**Instructions for the task**
Count how many lines of the material contain the string "средѣ", then give that number and nothing more.

BEGIN

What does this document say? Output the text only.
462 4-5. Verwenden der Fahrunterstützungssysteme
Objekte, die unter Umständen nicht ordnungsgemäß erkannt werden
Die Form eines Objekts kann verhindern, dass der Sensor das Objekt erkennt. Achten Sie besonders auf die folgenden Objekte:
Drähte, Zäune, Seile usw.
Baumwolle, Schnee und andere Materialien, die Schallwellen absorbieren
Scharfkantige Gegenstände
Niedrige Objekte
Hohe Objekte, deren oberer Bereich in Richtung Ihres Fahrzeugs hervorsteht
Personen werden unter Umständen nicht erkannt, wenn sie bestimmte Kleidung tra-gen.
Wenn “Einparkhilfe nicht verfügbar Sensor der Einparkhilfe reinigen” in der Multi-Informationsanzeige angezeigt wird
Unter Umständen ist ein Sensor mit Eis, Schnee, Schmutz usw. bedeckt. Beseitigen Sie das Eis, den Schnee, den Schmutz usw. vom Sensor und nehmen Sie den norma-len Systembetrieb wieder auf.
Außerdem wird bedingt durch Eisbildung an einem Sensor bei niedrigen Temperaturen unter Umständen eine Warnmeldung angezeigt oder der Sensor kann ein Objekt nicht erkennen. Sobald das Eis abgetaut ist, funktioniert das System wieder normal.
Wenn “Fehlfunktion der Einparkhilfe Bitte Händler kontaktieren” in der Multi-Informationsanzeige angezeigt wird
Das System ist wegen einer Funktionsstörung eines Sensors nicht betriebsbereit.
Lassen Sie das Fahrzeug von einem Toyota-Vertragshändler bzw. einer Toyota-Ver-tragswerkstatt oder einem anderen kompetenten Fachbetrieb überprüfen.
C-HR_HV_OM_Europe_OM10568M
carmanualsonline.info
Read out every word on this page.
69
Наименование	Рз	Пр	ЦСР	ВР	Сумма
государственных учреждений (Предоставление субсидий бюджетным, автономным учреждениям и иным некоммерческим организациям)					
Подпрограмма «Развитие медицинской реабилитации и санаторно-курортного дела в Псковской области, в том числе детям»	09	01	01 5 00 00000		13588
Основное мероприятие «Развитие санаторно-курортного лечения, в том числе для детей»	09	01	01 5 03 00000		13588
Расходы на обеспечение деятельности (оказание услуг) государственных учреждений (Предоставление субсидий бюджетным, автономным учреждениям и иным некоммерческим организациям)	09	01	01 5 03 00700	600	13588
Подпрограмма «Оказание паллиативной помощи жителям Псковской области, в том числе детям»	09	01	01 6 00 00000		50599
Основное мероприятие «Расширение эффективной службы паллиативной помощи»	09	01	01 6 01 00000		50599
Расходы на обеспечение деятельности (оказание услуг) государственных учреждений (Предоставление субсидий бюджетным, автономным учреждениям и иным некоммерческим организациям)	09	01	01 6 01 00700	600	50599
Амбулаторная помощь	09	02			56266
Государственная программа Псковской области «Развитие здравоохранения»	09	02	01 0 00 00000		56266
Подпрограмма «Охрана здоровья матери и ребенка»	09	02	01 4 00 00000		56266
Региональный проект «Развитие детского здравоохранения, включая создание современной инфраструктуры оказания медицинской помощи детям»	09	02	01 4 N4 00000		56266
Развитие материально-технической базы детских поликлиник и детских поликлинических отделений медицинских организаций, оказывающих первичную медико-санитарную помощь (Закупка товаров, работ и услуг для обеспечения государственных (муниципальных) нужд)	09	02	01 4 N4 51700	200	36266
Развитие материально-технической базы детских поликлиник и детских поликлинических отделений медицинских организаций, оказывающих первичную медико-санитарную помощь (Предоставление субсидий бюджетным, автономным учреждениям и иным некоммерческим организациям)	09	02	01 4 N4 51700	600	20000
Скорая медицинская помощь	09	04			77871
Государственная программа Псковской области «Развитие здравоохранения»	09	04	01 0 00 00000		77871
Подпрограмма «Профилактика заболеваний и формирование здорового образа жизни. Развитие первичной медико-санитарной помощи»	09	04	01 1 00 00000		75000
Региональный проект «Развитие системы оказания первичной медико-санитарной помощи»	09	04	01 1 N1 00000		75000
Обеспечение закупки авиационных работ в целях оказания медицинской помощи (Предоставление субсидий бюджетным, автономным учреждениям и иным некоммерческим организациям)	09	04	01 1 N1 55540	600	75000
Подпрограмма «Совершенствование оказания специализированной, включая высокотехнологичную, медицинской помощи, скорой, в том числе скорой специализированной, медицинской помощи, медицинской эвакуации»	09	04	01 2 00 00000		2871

END
BEGIN

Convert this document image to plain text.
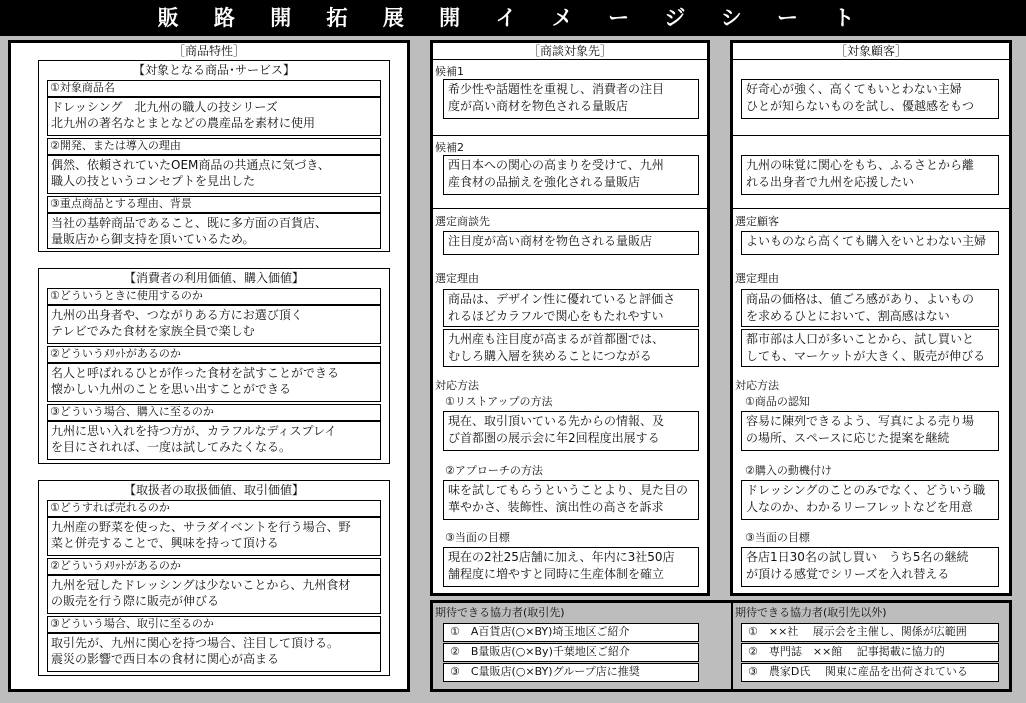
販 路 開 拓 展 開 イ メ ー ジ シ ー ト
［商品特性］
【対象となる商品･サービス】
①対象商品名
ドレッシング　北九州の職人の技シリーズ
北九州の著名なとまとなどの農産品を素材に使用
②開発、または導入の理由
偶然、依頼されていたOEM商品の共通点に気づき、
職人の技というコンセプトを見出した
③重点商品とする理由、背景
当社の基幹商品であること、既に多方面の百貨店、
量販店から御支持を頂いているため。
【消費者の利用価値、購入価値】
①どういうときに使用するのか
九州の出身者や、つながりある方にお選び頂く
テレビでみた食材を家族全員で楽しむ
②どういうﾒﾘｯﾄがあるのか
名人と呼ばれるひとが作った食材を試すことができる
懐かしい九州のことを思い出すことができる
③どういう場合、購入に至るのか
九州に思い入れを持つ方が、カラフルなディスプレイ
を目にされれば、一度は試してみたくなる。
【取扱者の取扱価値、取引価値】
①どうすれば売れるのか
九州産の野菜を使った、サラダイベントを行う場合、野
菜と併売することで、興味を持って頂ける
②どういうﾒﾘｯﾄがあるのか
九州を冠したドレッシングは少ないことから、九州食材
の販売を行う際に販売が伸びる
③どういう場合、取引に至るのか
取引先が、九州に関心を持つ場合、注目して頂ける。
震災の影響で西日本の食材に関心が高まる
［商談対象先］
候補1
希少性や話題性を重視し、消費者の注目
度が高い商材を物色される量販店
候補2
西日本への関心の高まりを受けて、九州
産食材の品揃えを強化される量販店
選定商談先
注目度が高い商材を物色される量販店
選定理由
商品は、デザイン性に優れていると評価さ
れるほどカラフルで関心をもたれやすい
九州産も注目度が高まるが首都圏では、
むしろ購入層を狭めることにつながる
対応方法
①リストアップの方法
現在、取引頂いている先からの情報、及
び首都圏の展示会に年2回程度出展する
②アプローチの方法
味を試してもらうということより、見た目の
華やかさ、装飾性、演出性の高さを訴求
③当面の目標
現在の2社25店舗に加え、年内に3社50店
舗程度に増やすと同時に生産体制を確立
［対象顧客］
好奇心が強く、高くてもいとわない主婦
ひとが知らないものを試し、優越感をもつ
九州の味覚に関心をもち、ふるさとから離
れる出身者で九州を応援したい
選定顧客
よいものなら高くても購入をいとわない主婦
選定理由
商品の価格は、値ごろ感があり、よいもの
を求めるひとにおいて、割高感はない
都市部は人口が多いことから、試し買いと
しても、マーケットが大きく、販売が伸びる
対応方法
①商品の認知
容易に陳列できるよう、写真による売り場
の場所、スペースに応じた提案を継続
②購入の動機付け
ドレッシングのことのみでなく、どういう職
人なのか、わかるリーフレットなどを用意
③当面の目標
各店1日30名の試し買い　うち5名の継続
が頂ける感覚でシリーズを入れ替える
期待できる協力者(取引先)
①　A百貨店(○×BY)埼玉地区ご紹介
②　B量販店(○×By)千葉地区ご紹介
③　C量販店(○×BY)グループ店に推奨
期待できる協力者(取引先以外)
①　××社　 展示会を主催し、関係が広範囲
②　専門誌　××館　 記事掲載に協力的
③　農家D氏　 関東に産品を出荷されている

END
BEGIN

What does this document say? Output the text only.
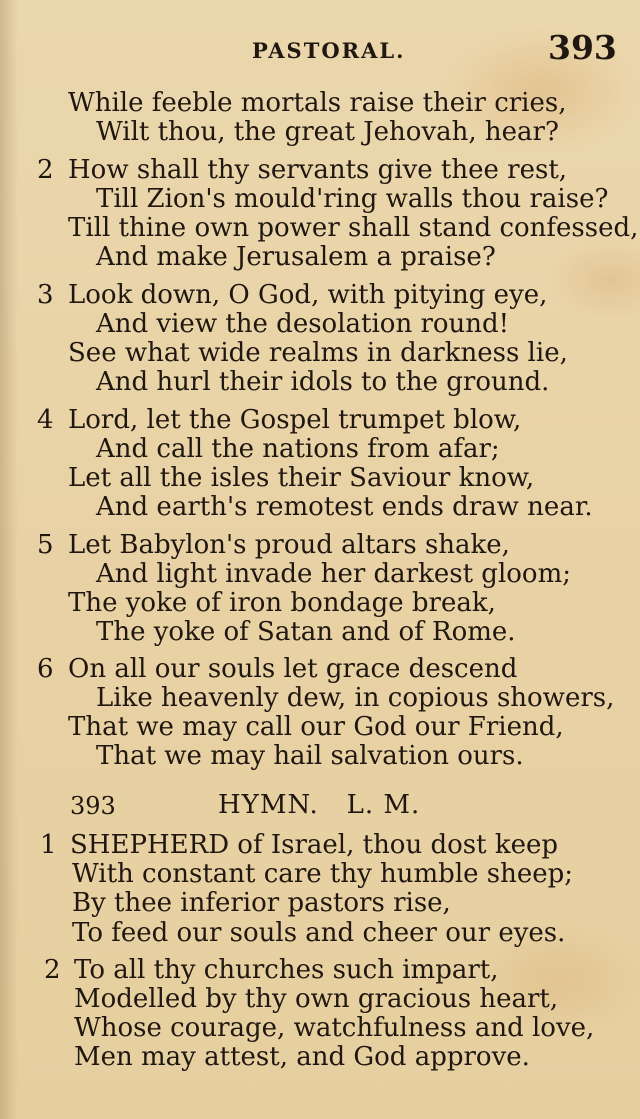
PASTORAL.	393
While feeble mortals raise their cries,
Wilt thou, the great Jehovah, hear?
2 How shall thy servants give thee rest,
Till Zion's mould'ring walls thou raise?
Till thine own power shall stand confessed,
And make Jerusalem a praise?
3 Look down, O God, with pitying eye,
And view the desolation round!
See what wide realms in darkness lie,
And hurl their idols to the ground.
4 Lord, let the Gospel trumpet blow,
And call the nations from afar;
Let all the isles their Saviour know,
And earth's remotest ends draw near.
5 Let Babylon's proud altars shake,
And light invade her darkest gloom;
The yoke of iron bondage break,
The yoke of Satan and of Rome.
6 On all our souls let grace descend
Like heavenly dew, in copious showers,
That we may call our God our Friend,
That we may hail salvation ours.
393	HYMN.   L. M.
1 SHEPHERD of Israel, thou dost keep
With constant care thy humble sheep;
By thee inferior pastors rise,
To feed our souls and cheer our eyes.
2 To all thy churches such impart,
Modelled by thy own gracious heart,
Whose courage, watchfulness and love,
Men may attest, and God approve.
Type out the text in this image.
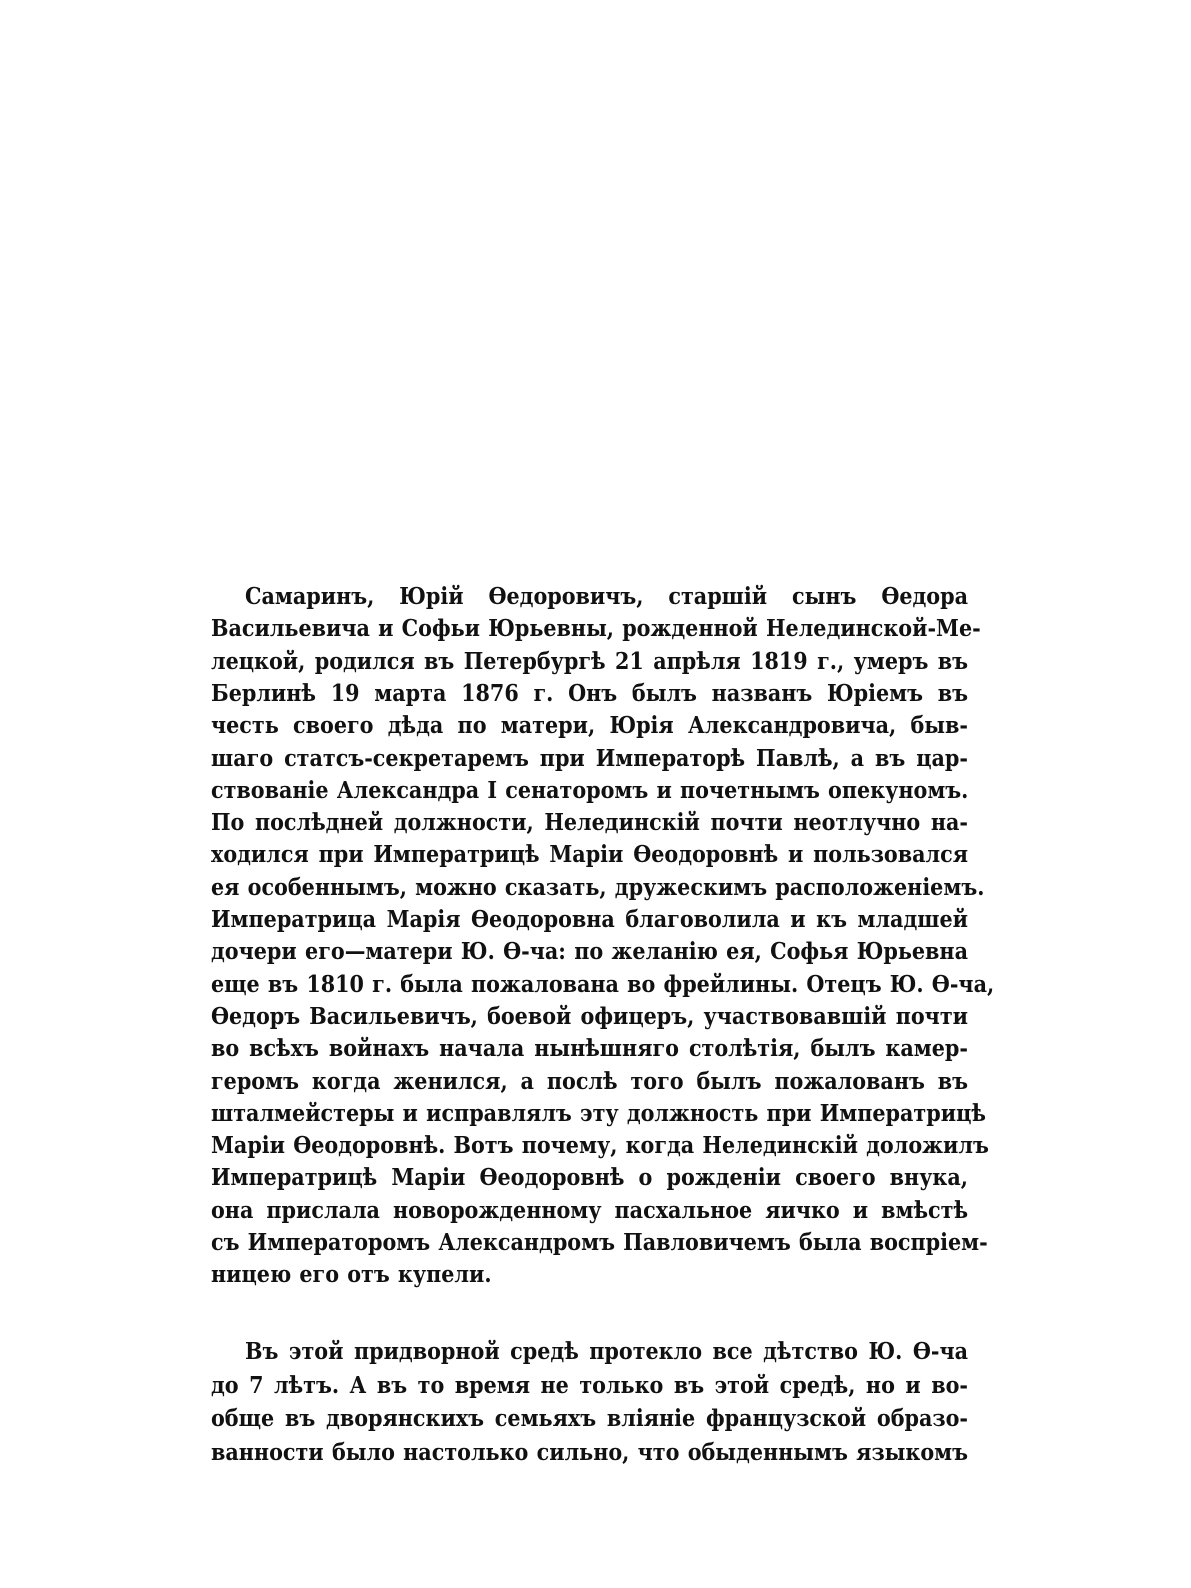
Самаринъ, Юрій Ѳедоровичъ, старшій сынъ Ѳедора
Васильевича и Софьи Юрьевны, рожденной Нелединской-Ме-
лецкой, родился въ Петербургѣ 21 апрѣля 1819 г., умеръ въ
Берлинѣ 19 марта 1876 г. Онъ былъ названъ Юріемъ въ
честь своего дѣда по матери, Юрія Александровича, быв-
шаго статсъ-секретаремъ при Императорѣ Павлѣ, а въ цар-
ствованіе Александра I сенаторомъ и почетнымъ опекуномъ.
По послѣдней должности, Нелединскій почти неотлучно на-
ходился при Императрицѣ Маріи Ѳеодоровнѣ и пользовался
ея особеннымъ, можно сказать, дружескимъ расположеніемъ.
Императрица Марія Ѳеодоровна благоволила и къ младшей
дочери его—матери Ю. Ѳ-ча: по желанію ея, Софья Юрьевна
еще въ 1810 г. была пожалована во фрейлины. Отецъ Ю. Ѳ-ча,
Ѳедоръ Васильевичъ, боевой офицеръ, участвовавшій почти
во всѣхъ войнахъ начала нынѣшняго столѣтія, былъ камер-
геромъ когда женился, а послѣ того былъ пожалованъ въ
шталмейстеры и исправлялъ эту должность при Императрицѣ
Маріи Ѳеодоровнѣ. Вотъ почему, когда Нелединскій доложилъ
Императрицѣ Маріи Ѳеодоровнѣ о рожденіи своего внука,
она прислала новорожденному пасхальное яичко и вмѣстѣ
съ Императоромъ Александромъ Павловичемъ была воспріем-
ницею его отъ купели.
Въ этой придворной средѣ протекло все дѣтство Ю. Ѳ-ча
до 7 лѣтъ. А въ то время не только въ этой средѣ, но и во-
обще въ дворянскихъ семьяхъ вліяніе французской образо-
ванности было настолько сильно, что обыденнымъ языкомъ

END

**Solved exercise**
2